▶ Aim of the exercise
Make an exact copy of the lines, leaving the pictures out.
★ ★ ★ ★ ★
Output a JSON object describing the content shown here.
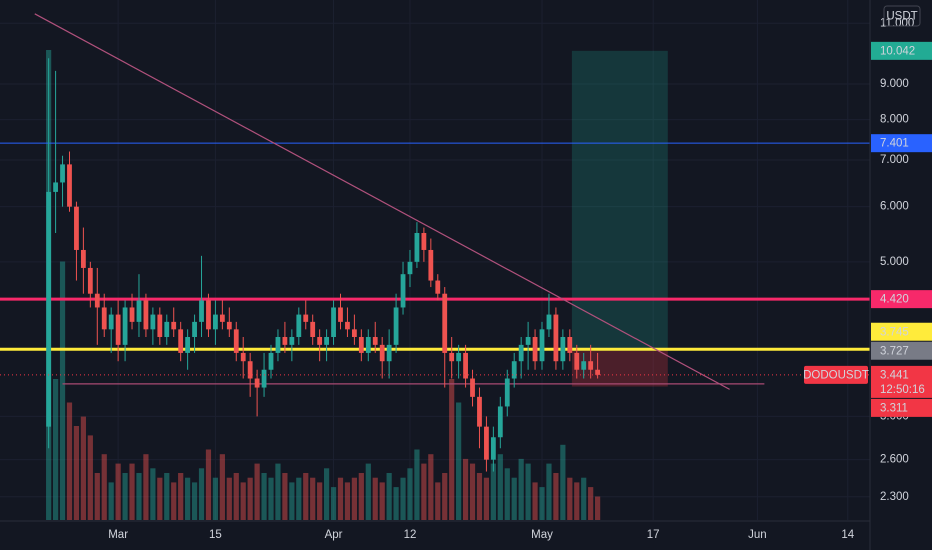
{
  "chart_data": {
    "type": "candlestick",
    "symbol": "DODOUSDT",
    "currency": "USDT",
    "countdown": "12:50:16",
    "log": true,
    "grid": true,
    "up_color": "#26a69a",
    "down_color": "#ef5350",
    "xlim": [
      -7,
      118.2
    ],
    "xticks": [
      {
        "value": 10,
        "label": "Mar"
      },
      {
        "value": 24,
        "label": "15"
      },
      {
        "value": 41,
        "label": "Apr"
      },
      {
        "value": 52,
        "label": "12"
      },
      {
        "value": 71,
        "label": "May"
      },
      {
        "value": 87,
        "label": "17"
      },
      {
        "value": 102,
        "label": "Jun"
      },
      {
        "value": 115,
        "label": "14"
      }
    ],
    "ylim": [
      2.13,
      11.88
    ],
    "yticks": [
      {
        "value": 2.3,
        "label": "2.300"
      },
      {
        "value": 2.6,
        "label": "2.600"
      },
      {
        "value": 3,
        "label": "3.000"
      },
      {
        "value": 5,
        "label": "5.000"
      },
      {
        "value": 6,
        "label": "6.000"
      },
      {
        "value": 7,
        "label": "7.000"
      },
      {
        "value": 8,
        "label": "8.000"
      },
      {
        "value": 9,
        "label": "9.000"
      },
      {
        "value": 11,
        "label": "11.000"
      }
    ],
    "open": [
      2.9,
      6.3,
      6.5,
      6.9,
      6.0,
      5.2,
      4.9,
      4.5,
      4.3,
      4.0,
      4.2,
      3.8,
      4.3,
      4.1,
      4.4,
      4.0,
      4.2,
      3.9,
      4.1,
      4.0,
      3.7,
      3.9,
      4.1,
      4.4,
      4.0,
      4.2,
      4.1,
      4.0,
      3.7,
      3.6,
      3.4,
      3.3,
      3.5,
      3.7,
      3.9,
      3.8,
      3.9,
      4.2,
      4.1,
      3.9,
      3.8,
      3.9,
      4.3,
      4.1,
      4.0,
      3.9,
      3.7,
      3.9,
      3.8,
      3.6,
      3.8,
      4.3,
      4.8,
      5.0,
      5.5,
      5.2,
      4.7,
      4.5,
      3.7,
      3.6,
      3.7,
      3.4,
      3.2,
      2.9,
      2.6,
      2.8,
      3.1,
      3.4,
      3.6,
      3.8,
      3.9,
      3.6,
      4.0,
      4.2,
      3.6,
      3.9,
      3.7,
      3.5,
      3.6,
      3.5
    ],
    "high": [
      9.8,
      9.4,
      7.1,
      7.2,
      6.1,
      5.6,
      5.0,
      4.9,
      4.5,
      4.3,
      4.4,
      4.4,
      4.5,
      4.8,
      4.5,
      4.3,
      4.3,
      4.2,
      4.3,
      4.1,
      4.0,
      4.2,
      5.1,
      4.5,
      4.4,
      4.4,
      4.3,
      4.1,
      3.9,
      3.7,
      3.5,
      3.7,
      3.8,
      4.0,
      4.1,
      4.0,
      4.3,
      4.4,
      4.2,
      4.0,
      4.0,
      4.4,
      4.5,
      4.3,
      4.2,
      4.0,
      4.0,
      4.1,
      3.9,
      4.0,
      4.5,
      5.0,
      5.2,
      5.7,
      5.6,
      5.4,
      4.8,
      4.6,
      3.9,
      3.8,
      3.8,
      3.5,
      3.3,
      3.0,
      2.9,
      3.2,
      3.5,
      3.7,
      3.9,
      4.1,
      4.0,
      4.1,
      4.5,
      4.3,
      4.0,
      4.0,
      3.8,
      3.7,
      3.8,
      3.7
    ],
    "low": [
      2.7,
      5.5,
      6.0,
      5.9,
      4.7,
      4.5,
      4.3,
      3.8,
      3.9,
      3.7,
      3.6,
      3.6,
      4.0,
      3.9,
      3.9,
      3.8,
      3.8,
      3.8,
      3.9,
      3.6,
      3.5,
      3.7,
      3.9,
      3.9,
      3.8,
      4.0,
      3.9,
      3.6,
      3.4,
      3.2,
      3.0,
      3.2,
      3.4,
      3.6,
      3.7,
      3.6,
      3.8,
      4.0,
      3.8,
      3.6,
      3.6,
      3.8,
      4.0,
      3.9,
      3.8,
      3.6,
      3.6,
      3.7,
      3.4,
      3.4,
      3.7,
      4.2,
      4.6,
      4.9,
      5.0,
      4.6,
      4.4,
      3.3,
      3.4,
      3.4,
      3.3,
      3.1,
      2.7,
      2.5,
      2.5,
      2.7,
      3.0,
      3.3,
      3.4,
      3.5,
      3.5,
      3.5,
      3.9,
      3.5,
      3.5,
      3.6,
      3.4,
      3.4,
      3.4,
      3.4
    ],
    "close": [
      6.3,
      6.5,
      6.9,
      6.0,
      5.2,
      4.9,
      4.5,
      4.3,
      4.0,
      4.2,
      3.8,
      4.3,
      4.1,
      4.4,
      4.0,
      4.2,
      3.9,
      4.1,
      4.0,
      3.7,
      3.9,
      4.1,
      4.4,
      4.0,
      4.2,
      4.1,
      4.0,
      3.7,
      3.6,
      3.4,
      3.3,
      3.5,
      3.7,
      3.9,
      3.8,
      3.9,
      4.2,
      4.1,
      3.9,
      3.8,
      3.9,
      4.3,
      4.1,
      4.0,
      3.9,
      3.7,
      3.9,
      3.8,
      3.6,
      3.8,
      4.3,
      4.8,
      5.0,
      5.5,
      5.2,
      4.7,
      4.5,
      3.7,
      3.6,
      3.7,
      3.4,
      3.2,
      2.9,
      2.6,
      2.8,
      3.1,
      3.4,
      3.6,
      3.8,
      3.9,
      3.6,
      4.0,
      4.2,
      3.6,
      3.9,
      3.7,
      3.5,
      3.6,
      3.5,
      3.441
    ],
    "volume": [
      100,
      30,
      55,
      25,
      20,
      22,
      18,
      10,
      14,
      8,
      12,
      10,
      12,
      10,
      14,
      11,
      9,
      10,
      8,
      10,
      9,
      8,
      11,
      15,
      9,
      14,
      9,
      10,
      8,
      9,
      12,
      10,
      9,
      12,
      10,
      8,
      9,
      10,
      9,
      8,
      11,
      7,
      9,
      8,
      9,
      10,
      12,
      9,
      8,
      10,
      7,
      9,
      11,
      15,
      12,
      14,
      8,
      10,
      30,
      25,
      13,
      12,
      10,
      9,
      12,
      14,
      11,
      9,
      13,
      12,
      8,
      7,
      12,
      10,
      16,
      9,
      8,
      9,
      7,
      5
    ],
    "horizontal_lines": [
      {
        "value": 7.401,
        "color": "#2962ff",
        "width": 1
      },
      {
        "value": 4.42,
        "label": "4.420",
        "color": "#f7296a",
        "width": 3
      },
      {
        "value": 3.745,
        "color": "#ffeb3b",
        "width": 3
      }
    ],
    "last_price": {
      "value": 3.441,
      "color": "#f23645"
    },
    "trendline": {
      "x": [
        -2,
        98
      ],
      "y": [
        11.35,
        3.28
      ],
      "color": "#b0517c"
    },
    "support_line": {
      "x": [
        2,
        103
      ],
      "y": [
        3.34,
        3.34
      ],
      "color": "#a84a72"
    },
    "position": {
      "x": [
        75.3,
        89.1
      ],
      "target": 10.042,
      "entry": 3.727,
      "stop": 3.311,
      "profit_color": "#22ab94",
      "loss_color": "#f23645",
      "entry_color": "#787b86"
    }
  }
}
★ ★ ★ ★ ★
▶ Reply
Output a JSON object describing the content shown here.
{
  "chart_data": {
    "type": "candlestick",
    "symbol": "DODOUSDT",
    "currency": "USDT",
    "countdown": "12:50:16",
    "log": true,
    "grid": true,
    "up_color": "#26a69a",
    "down_color": "#ef5350",
    "xlim": [
      -7,
      118.2
    ],
    "xticks": [
      {
        "value": 10,
        "label": "Mar"
      },
      {
        "value": 24,
        "label": "15"
      },
      {
        "value": 41,
        "label": "Apr"
      },
      {
        "value": 52,
        "label": "12"
      },
      {
        "value": 71,
        "label": "May"
      },
      {
        "value": 87,
        "label": "17"
      },
      {
        "value": 102,
        "label": "Jun"
      },
      {
        "value": 115,
        "label": "14"
      }
    ],
    "ylim": [
      2.13,
      11.88
    ],
    "yticks": [
      {
        "value": 2.3,
        "label": "2.300"
      },
      {
        "value": 2.6,
        "label": "2.600"
      },
      {
        "value": 3,
        "label": "3.000"
      },
      {
        "value": 5,
        "label": "5.000"
      },
      {
        "value": 6,
        "label": "6.000"
      },
      {
        "value": 7,
        "label": "7.000"
      },
      {
        "value": 8,
        "label": "8.000"
      },
      {
        "value": 9,
        "label": "9.000"
      },
      {
        "value": 11,
        "label": "11.000"
      }
    ],
    "open": [
      2.9,
      6.3,
      6.5,
      6.9,
      6.0,
      5.2,
      4.9,
      4.5,
      4.3,
      4.0,
      4.2,
      3.8,
      4.3,
      4.1,
      4.4,
      4.0,
      4.2,
      3.9,
      4.1,
      4.0,
      3.7,
      3.9,
      4.1,
      4.4,
      4.0,
      4.2,
      4.1,
      4.0,
      3.7,
      3.6,
      3.4,
      3.3,
      3.5,
      3.7,
      3.9,
      3.8,
      3.9,
      4.2,
      4.1,
      3.9,
      3.8,
      3.9,
      4.3,
      4.1,
      4.0,
      3.9,
      3.7,
      3.9,
      3.8,
      3.6,
      3.8,
      4.3,
      4.8,
      5.0,
      5.5,
      5.2,
      4.7,
      4.5,
      3.7,
      3.6,
      3.7,
      3.4,
      3.2,
      2.9,
      2.6,
      2.8,
      3.1,
      3.4,
      3.6,
      3.8,
      3.9,
      3.6,
      4.0,
      4.2,
      3.6,
      3.9,
      3.7,
      3.5,
      3.6,
      3.5
    ],
    "high": [
      9.8,
      9.4,
      7.1,
      7.2,
      6.1,
      5.6,
      5.0,
      4.9,
      4.5,
      4.3,
      4.4,
      4.4,
      4.5,
      4.8,
      4.5,
      4.3,
      4.3,
      4.2,
      4.3,
      4.1,
      4.0,
      4.2,
      5.1,
      4.5,
      4.4,
      4.4,
      4.3,
      4.1,
      3.9,
      3.7,
      3.5,
      3.7,
      3.8,
      4.0,
      4.1,
      4.0,
      4.3,
      4.4,
      4.2,
      4.0,
      4.0,
      4.4,
      4.5,
      4.3,
      4.2,
      4.0,
      4.0,
      4.1,
      3.9,
      4.0,
      4.5,
      5.0,
      5.2,
      5.7,
      5.6,
      5.4,
      4.8,
      4.6,
      3.9,
      3.8,
      3.8,
      3.5,
      3.3,
      3.0,
      2.9,
      3.2,
      3.5,
      3.7,
      3.9,
      4.1,
      4.0,
      4.1,
      4.5,
      4.3,
      4.0,
      4.0,
      3.8,
      3.7,
      3.8,
      3.7
    ],
    "low": [
      2.7,
      5.5,
      6.0,
      5.9,
      4.7,
      4.5,
      4.3,
      3.8,
      3.9,
      3.7,
      3.6,
      3.6,
      4.0,
      3.9,
      3.9,
      3.8,
      3.8,
      3.8,
      3.9,
      3.6,
      3.5,
      3.7,
      3.9,
      3.9,
      3.8,
      4.0,
      3.9,
      3.6,
      3.4,
      3.2,
      3.0,
      3.2,
      3.4,
      3.6,
      3.7,
      3.6,
      3.8,
      4.0,
      3.8,
      3.6,
      3.6,
      3.8,
      4.0,
      3.9,
      3.8,
      3.6,
      3.6,
      3.7,
      3.4,
      3.4,
      3.7,
      4.2,
      4.6,
      4.9,
      5.0,
      4.6,
      4.4,
      3.3,
      3.4,
      3.4,
      3.3,
      3.1,
      2.7,
      2.5,
      2.5,
      2.7,
      3.0,
      3.3,
      3.4,
      3.5,
      3.5,
      3.5,
      3.9,
      3.5,
      3.5,
      3.6,
      3.4,
      3.4,
      3.4,
      3.4
    ],
    "close": [
      6.3,
      6.5,
      6.9,
      6.0,
      5.2,
      4.9,
      4.5,
      4.3,
      4.0,
      4.2,
      3.8,
      4.3,
      4.1,
      4.4,
      4.0,
      4.2,
      3.9,
      4.1,
      4.0,
      3.7,
      3.9,
      4.1,
      4.4,
      4.0,
      4.2,
      4.1,
      4.0,
      3.7,
      3.6,
      3.4,
      3.3,
      3.5,
      3.7,
      3.9,
      3.8,
      3.9,
      4.2,
      4.1,
      3.9,
      3.8,
      3.9,
      4.3,
      4.1,
      4.0,
      3.9,
      3.7,
      3.9,
      3.8,
      3.6,
      3.8,
      4.3,
      4.8,
      5.0,
      5.5,
      5.2,
      4.7,
      4.5,
      3.7,
      3.6,
      3.7,
      3.4,
      3.2,
      2.9,
      2.6,
      2.8,
      3.1,
      3.4,
      3.6,
      3.8,
      3.9,
      3.6,
      4.0,
      4.2,
      3.6,
      3.9,
      3.7,
      3.5,
      3.6,
      3.5,
      3.441
    ],
    "volume": [
      100,
      30,
      55,
      25,
      20,
      22,
      18,
      10,
      14,
      8,
      12,
      10,
      12,
      10,
      14,
      11,
      9,
      10,
      8,
      10,
      9,
      8,
      11,
      15,
      9,
      14,
      9,
      10,
      8,
      9,
      12,
      10,
      9,
      12,
      10,
      8,
      9,
      10,
      9,
      8,
      11,
      7,
      9,
      8,
      9,
      10,
      12,
      9,
      8,
      10,
      7,
      9,
      11,
      15,
      12,
      14,
      8,
      10,
      30,
      25,
      13,
      12,
      10,
      9,
      12,
      14,
      11,
      9,
      13,
      12,
      8,
      7,
      12,
      10,
      16,
      9,
      8,
      9,
      7,
      5
    ],
    "horizontal_lines": [
      {
        "value": 7.401,
        "color": "#2962ff",
        "width": 1
      },
      {
        "value": 4.42,
        "label": "4.420",
        "color": "#f7296a",
        "width": 3
      },
      {
        "value": 3.745,
        "color": "#ffeb3b",
        "width": 3
      }
    ],
    "last_price": {
      "value": 3.441,
      "color": "#f23645"
    },
    "trendline": {
      "x": [
        -2,
        98
      ],
      "y": [
        11.35,
        3.28
      ],
      "color": "#b0517c"
    },
    "support_line": {
      "x": [
        2,
        103
      ],
      "y": [
        3.34,
        3.34
      ],
      "color": "#a84a72"
    },
    "position": {
      "x": [
        75.3,
        89.1
      ],
      "target": 10.042,
      "entry": 3.727,
      "stop": 3.311,
      "profit_color": "#22ab94",
      "loss_color": "#f23645",
      "entry_color": "#787b86"
    }
  }
}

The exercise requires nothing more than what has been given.